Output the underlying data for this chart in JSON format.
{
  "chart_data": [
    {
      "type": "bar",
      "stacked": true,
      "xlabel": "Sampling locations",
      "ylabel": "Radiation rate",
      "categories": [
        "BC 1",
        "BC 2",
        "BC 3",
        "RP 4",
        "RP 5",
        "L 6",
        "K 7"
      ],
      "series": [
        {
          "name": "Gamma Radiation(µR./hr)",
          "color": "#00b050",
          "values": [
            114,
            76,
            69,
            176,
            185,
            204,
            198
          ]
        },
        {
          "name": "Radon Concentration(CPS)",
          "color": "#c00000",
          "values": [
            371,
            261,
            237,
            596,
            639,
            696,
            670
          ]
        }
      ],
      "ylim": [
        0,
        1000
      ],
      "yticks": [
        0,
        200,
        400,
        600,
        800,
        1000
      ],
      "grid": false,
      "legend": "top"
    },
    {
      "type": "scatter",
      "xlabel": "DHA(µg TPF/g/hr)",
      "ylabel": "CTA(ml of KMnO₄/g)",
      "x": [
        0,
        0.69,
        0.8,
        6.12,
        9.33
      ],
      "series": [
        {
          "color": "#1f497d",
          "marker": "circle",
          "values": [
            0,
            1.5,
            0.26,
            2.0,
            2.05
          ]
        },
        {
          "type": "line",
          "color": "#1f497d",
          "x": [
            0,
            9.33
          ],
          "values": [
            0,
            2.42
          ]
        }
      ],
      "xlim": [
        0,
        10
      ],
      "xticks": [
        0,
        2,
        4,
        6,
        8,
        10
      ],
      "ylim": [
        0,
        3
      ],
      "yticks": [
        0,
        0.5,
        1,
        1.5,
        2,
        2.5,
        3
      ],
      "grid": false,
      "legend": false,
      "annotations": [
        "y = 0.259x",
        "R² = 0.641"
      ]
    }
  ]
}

##########

▶ _EXERCISE GOAL_
Output the listing above word for word.

▶ _EXERCISE SOLUTION_
Output the underlying data for this chart in JSON format.
{
  "chart_data": [
    {
      "type": "bar",
      "stacked": true,
      "xlabel": "Sampling locations",
      "ylabel": "Radiation rate",
      "categories": [
        "BC 1",
        "BC 2",
        "BC 3",
        "RP 4",
        "RP 5",
        "L 6",
        "K 7"
      ],
      "series": [
        {
          "name": "Gamma Radiation(µR./hr)",
          "color": "#00b050",
          "values": [
            114,
            76,
            69,
            176,
            185,
            204,
            198
          ]
        },
        {
          "name": "Radon Concentration(CPS)",
          "color": "#c00000",
          "values": [
            371,
            261,
            237,
            596,
            639,
            696,
            670
          ]
        }
      ],
      "ylim": [
        0,
        1000
      ],
      "yticks": [
        0,
        200,
        400,
        600,
        800,
        1000
      ],
      "grid": false,
      "legend": "top"
    },
    {
      "type": "scatter",
      "xlabel": "DHA(µg TPF/g/hr)",
      "ylabel": "CTA(ml of KMnO₄/g)",
      "x": [
        0,
        0.69,
        0.8,
        6.12,
        9.33
      ],
      "series": [
        {
          "color": "#1f497d",
          "marker": "circle",
          "values": [
            0,
            1.5,
            0.26,
            2.0,
            2.05
          ]
        },
        {
          "type": "line",
          "color": "#1f497d",
          "x": [
            0,
            9.33
          ],
          "values": [
            0,
            2.42
          ]
        }
      ],
      "xlim": [
        0,
        10
      ],
      "xticks": [
        0,
        2,
        4,
        6,
        8,
        10
      ],
      "ylim": [
        0,
        3
      ],
      "yticks": [
        0,
        0.5,
        1,
        1.5,
        2,
        2.5,
        3
      ],
      "grid": false,
      "legend": false,
      "annotations": [
        "y = 0.259x",
        "R² = 0.641"
      ]
    }
  ]
}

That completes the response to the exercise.